>> Begin
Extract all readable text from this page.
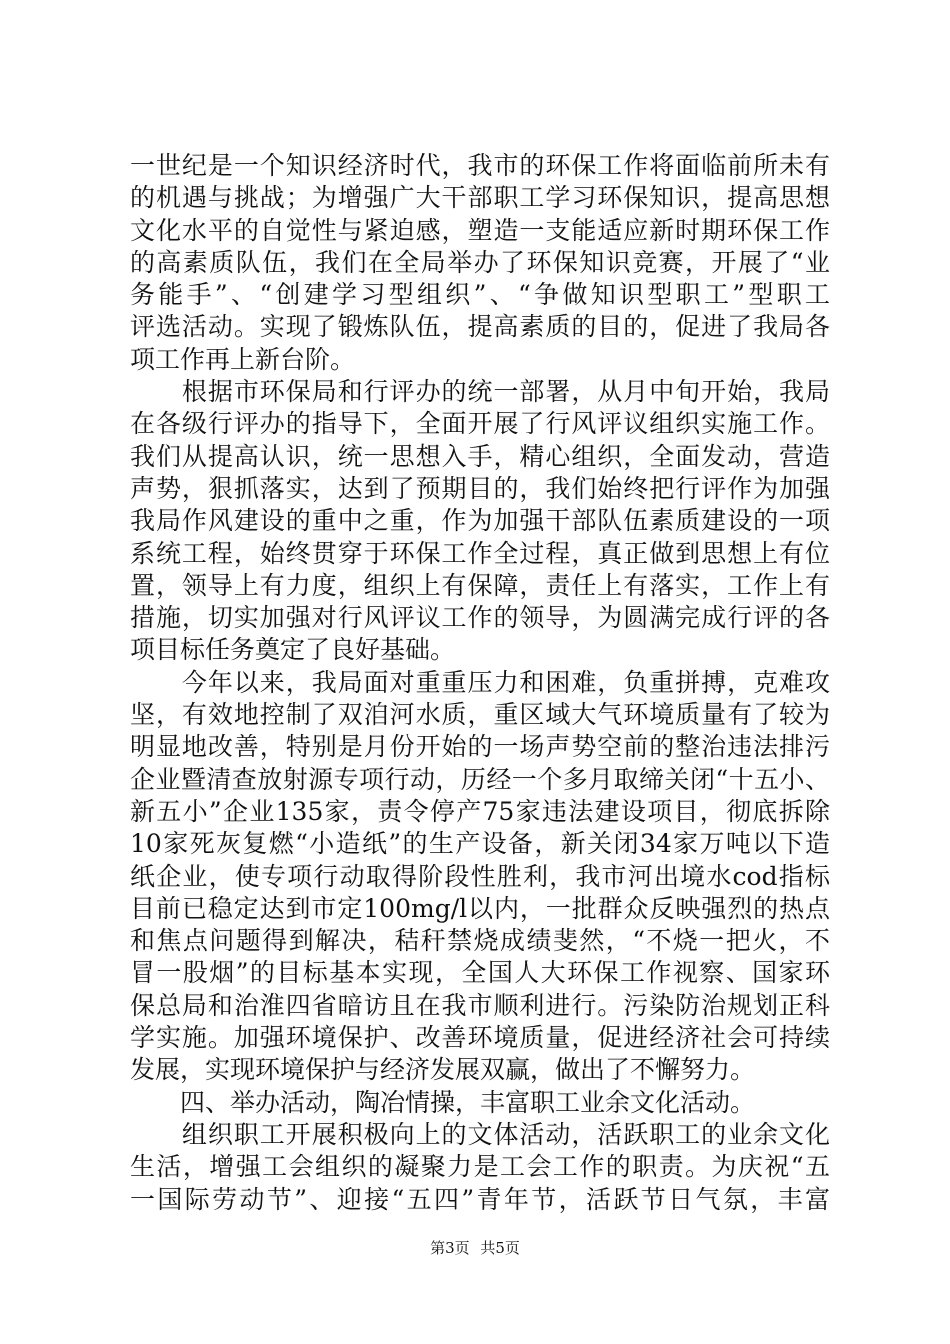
一世纪是一个知识经济时代，我市的环保工作将面临前所未有
的机遇与挑战；为增强广大干部职工学习环保知识，提高思想
文化水平的自觉性与紧迫感，塑造一支能适应新时期环保工作
的高素质队伍，我们在全局举办了环保知识竞赛，开展了“业
务能手”、“创建学习型组织”、“争做知识型职工”型职工
评选活动。实现了锻炼队伍，提高素质的目的，促进了我局各
项工作再上新台阶。
　　根据市环保局和行评办的统一部署，从月中旬开始，我局
在各级行评办的指导下，全面开展了行风评议组织实施工作。
我们从提高认识，统一思想入手，精心组织，全面发动，营造
声势，狠抓落实，达到了预期目的，我们始终把行评作为加强
我局作风建设的重中之重，作为加强干部队伍素质建设的一项
系统工程，始终贯穿于环保工作全过程，真正做到思想上有位
置，领导上有力度，组织上有保障，责任上有落实，工作上有
措施，切实加强对行风评议工作的领导，为圆满完成行评的各
项目标任务奠定了良好基础。
　　今年以来，我局面对重重压力和困难，负重拼搏，克难攻
坚，有效地控制了双洎河水质，重区域大气环境质量有了较为
明显地改善，特别是月份开始的一场声势空前的整治违法排污
企业暨清查放射源专项行动，历经一个多月取缔关闭“十五小、
新五小”企业135家，责令停产75家违法建设项目，彻底拆除
10家死灰复燃“小造纸”的生产设备，新关闭34家万吨以下造
纸企业，使专项行动取得阶段性胜利，我市河出境水cod指标
目前已稳定达到市定100mg/l以内，一批群众反映强烈的热点
和焦点问题得到解决，秸秆禁烧成绩斐然，“不烧一把火，不
冒一股烟”的目标基本实现，全国人大环保工作视察、国家环
保总局和治淮四省暗访且在我市顺利进行。污染防治规划正科
学实施。加强环境保护、改善环境质量，促进经济社会可持续
发展，实现环境保护与经济发展双赢，做出了不懈努力。
　　四、举办活动，陶冶情操，丰富职工业余文化活动。
　　组织职工开展积极向上的文体活动，活跃职工的业余文化
生活，增强工会组织的凝聚力是工会工作的职责。为庆祝“五
一国际劳动节”、迎接“五四”青年节，活跃节日气氛，丰富
第3页 共5页
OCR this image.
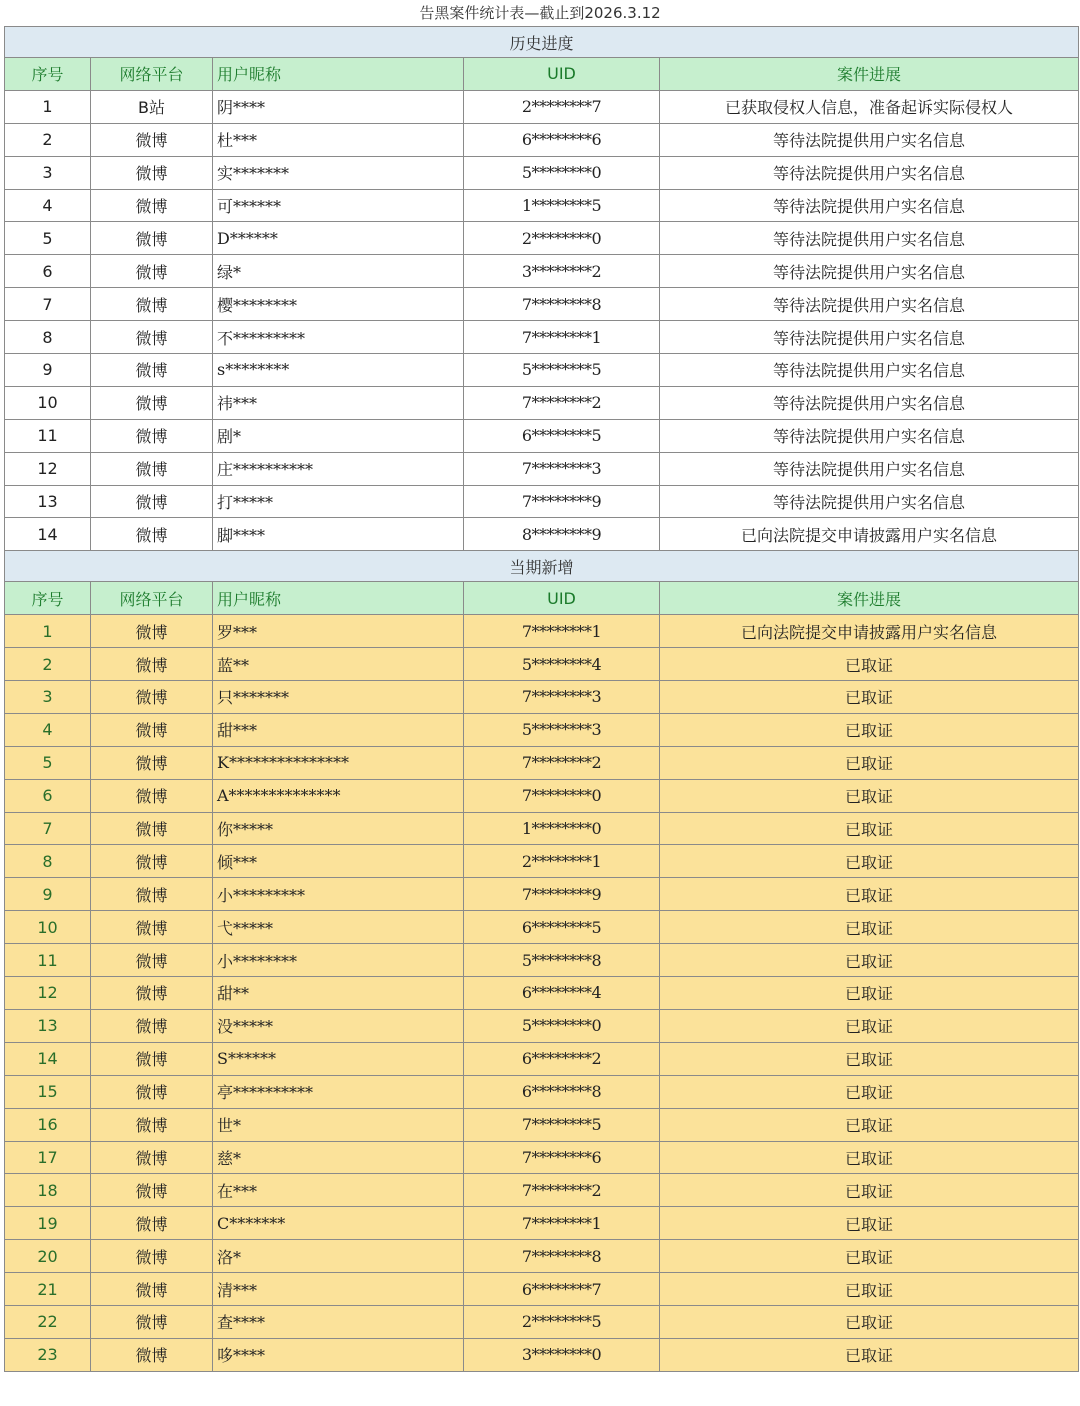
告黑案件统计表—截止到2026.3.12
历史进度				
序号	网络平台	用户昵称	UID	案件进展
1	B站	阴****	2********7	已获取侵权人信息，准备起诉实际侵权人
2	微博	杜***	6********6	等待法院提供用户实名信息
3	微博	实*******	5********0	等待法院提供用户实名信息
4	微博	可******	1********5	等待法院提供用户实名信息
5	微博	D******	2********0	等待法院提供用户实名信息
6	微博	绿*	3********2	等待法院提供用户实名信息
7	微博	樱********	7********8	等待法院提供用户实名信息
8	微博	不*********	7********1	等待法院提供用户实名信息
9	微博	s********	5********5	等待法院提供用户实名信息
10	微博	祎***	7********2	等待法院提供用户实名信息
11	微博	剧*	6********5	等待法院提供用户实名信息
12	微博	庄**********	7********3	等待法院提供用户实名信息
13	微博	打*****	7********9	等待法院提供用户实名信息
14	微博	脚****	8********9	已向法院提交申请披露用户实名信息
当期新增				
序号	网络平台	用户昵称	UID	案件进展
1	微博	罗***	7********1	已向法院提交申请披露用户实名信息
2	微博	蓝**	5********4	已取证
3	微博	只*******	7********3	已取证
4	微博	甜***	5********3	已取证
5	微博	K***************	7********2	已取证
6	微博	A**************	7********0	已取证
7	微博	你*****	1********0	已取证
8	微博	倾***	2********1	已取证
9	微博	小*********	7********9	已取证
10	微博	弋*****	6********5	已取证
11	微博	小********	5********8	已取证
12	微博	甜**	6********4	已取证
13	微博	没*****	5********0	已取证
14	微博	S******	6********2	已取证
15	微博	亭**********	6********8	已取证
16	微博	世*	7********5	已取证
17	微博	慈*	7********6	已取证
18	微博	在***	7********2	已取证
19	微博	C*******	7********1	已取证
20	微博	洛*	7********8	已取证
21	微博	清***	6********7	已取证
22	微博	查****	2********5	已取证
23	微博	哆****	3********0	已取证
>> End
Repeat each entry exactly. Pictures do not belong in the copy.

§ PROBLEM SOLUTION:
Extract all readable text from this page.
一世纪是一个知识经济时代，我市的环保工作将面临前所未有
的机遇与挑战；为增强广大干部职工学习环保知识，提高思想
文化水平的自觉性与紧迫感，塑造一支能适应新时期环保工作
的高素质队伍，我们在全局举办了环保知识竞赛，开展了“业
务能手”、“创建学习型组织”、“争做知识型职工”型职工
评选活动。实现了锻炼队伍，提高素质的目的，促进了我局各
项工作再上新台阶。
　　根据市环保局和行评办的统一部署，从月中旬开始，我局
在各级行评办的指导下，全面开展了行风评议组织实施工作。
我们从提高认识，统一思想入手，精心组织，全面发动，营造
声势，狠抓落实，达到了预期目的，我们始终把行评作为加强
我局作风建设的重中之重，作为加强干部队伍素质建设的一项
系统工程，始终贯穿于环保工作全过程，真正做到思想上有位
置，领导上有力度，组织上有保障，责任上有落实，工作上有
措施，切实加强对行风评议工作的领导，为圆满完成行评的各
项目标任务奠定了良好基础。
　　今年以来，我局面对重重压力和困难，负重拼搏，克难攻
坚，有效地控制了双洎河水质，重区域大气环境质量有了较为
明显地改善，特别是月份开始的一场声势空前的整治违法排污
企业暨清查放射源专项行动，历经一个多月取缔关闭“十五小、
新五小”企业135家，责令停产75家违法建设项目，彻底拆除
10家死灰复燃“小造纸”的生产设备，新关闭34家万吨以下造
纸企业，使专项行动取得阶段性胜利，我市河出境水cod指标
目前已稳定达到市定100mg/l以内，一批群众反映强烈的热点
和焦点问题得到解决，秸秆禁烧成绩斐然，“不烧一把火，不
冒一股烟”的目标基本实现，全国人大环保工作视察、国家环
保总局和治淮四省暗访且在我市顺利进行。污染防治规划正科
学实施。加强环境保护、改善环境质量，促进经济社会可持续
发展，实现环境保护与经济发展双赢，做出了不懈努力。
　　四、举办活动，陶冶情操，丰富职工业余文化活动。
　　组织职工开展积极向上的文体活动，活跃职工的业余文化
生活，增强工会组织的凝聚力是工会工作的职责。为庆祝“五
一国际劳动节”、迎接“五四”青年节，活跃节日气氛，丰富
第3页 共5页
OCR this image.
告黑案件统计表—截止到2026.3.12
历史进度				
序号	网络平台	用户昵称	UID	案件进展
1	B站	阴****	2********7	已获取侵权人信息，准备起诉实际侵权人
2	微博	杜***	6********6	等待法院提供用户实名信息
3	微博	实*******	5********0	等待法院提供用户实名信息
4	微博	可******	1********5	等待法院提供用户实名信息
5	微博	D******	2********0	等待法院提供用户实名信息
6	微博	绿*	3********2	等待法院提供用户实名信息
7	微博	樱********	7********8	等待法院提供用户实名信息
8	微博	不*********	7********1	等待法院提供用户实名信息
9	微博	s********	5********5	等待法院提供用户实名信息
10	微博	祎***	7********2	等待法院提供用户实名信息
11	微博	剧*	6********5	等待法院提供用户实名信息
12	微博	庄**********	7********3	等待法院提供用户实名信息
13	微博	打*****	7********9	等待法院提供用户实名信息
14	微博	脚****	8********9	已向法院提交申请披露用户实名信息
当期新增				
序号	网络平台	用户昵称	UID	案件进展
1	微博	罗***	7********1	已向法院提交申请披露用户实名信息
2	微博	蓝**	5********4	已取证
3	微博	只*******	7********3	已取证
4	微博	甜***	5********3	已取证
5	微博	K***************	7********2	已取证
6	微博	A**************	7********0	已取证
7	微博	你*****	1********0	已取证
8	微博	倾***	2********1	已取证
9	微博	小*********	7********9	已取证
10	微博	弋*****	6********5	已取证
11	微博	小********	5********8	已取证
12	微博	甜**	6********4	已取证
13	微博	没*****	5********0	已取证
14	微博	S******	6********2	已取证
15	微博	亭**********	6********8	已取证
16	微博	世*	7********5	已取证
17	微博	慈*	7********6	已取证
18	微博	在***	7********2	已取证
19	微博	C*******	7********1	已取证
20	微博	洛*	7********8	已取证
21	微博	清***	6********7	已取证
22	微博	查****	2********5	已取证
23	微博	哆****	3********0	已取证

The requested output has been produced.